DIRECTIONS FOR THIS TASK:
Print every entry word for word, but omit the pictures.

RECORDS:
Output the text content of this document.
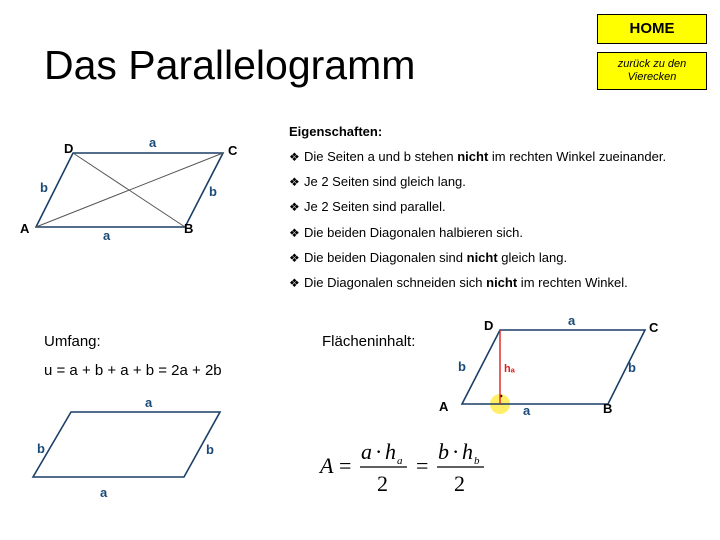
Das Parallelogramm
HOME
zurück zu den Vierecken
Eigenschaften:
❖ Die Seiten a und b stehen nicht im rechten Winkel zueinander.
❖ Je 2 Seiten sind gleich lang.
❖ Je 2 Seiten sind parallel.
❖ Die beiden Diagonalen halbieren sich.
❖ Die beiden Diagonalen sind nicht gleich lang.
❖ Die Diagonalen schneiden sich nicht im rechten Winkel.
Umfang:
u = a + b + a + b = 2a + 2b
Flächeninhalt:
D	C
A	B
a
a
b	b
D	C
A	B
a
a
b	b
hₐ
a
a
b	b
A =
a · h a
2
=
b · h b
2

EXERCISE ANSWER:
Output the text content of this document.
Das Parallelogramm
HOME
zurück zu den Vierecken
Eigenschaften:
❖ Die Seiten a und b stehen nicht im rechten Winkel zueinander.
❖ Je 2 Seiten sind gleich lang.
❖ Je 2 Seiten sind parallel.
❖ Die beiden Diagonalen halbieren sich.
❖ Die beiden Diagonalen sind nicht gleich lang.
❖ Die Diagonalen schneiden sich nicht im rechten Winkel.
Umfang:
u = a + b + a + b = 2a + 2b
Flächeninhalt:
D	C
A	B
a
a
b	b
D	C
A	B
a
a
b	b
hₐ
a
a
b	b
A =
a · h a
2
=
b · h b
2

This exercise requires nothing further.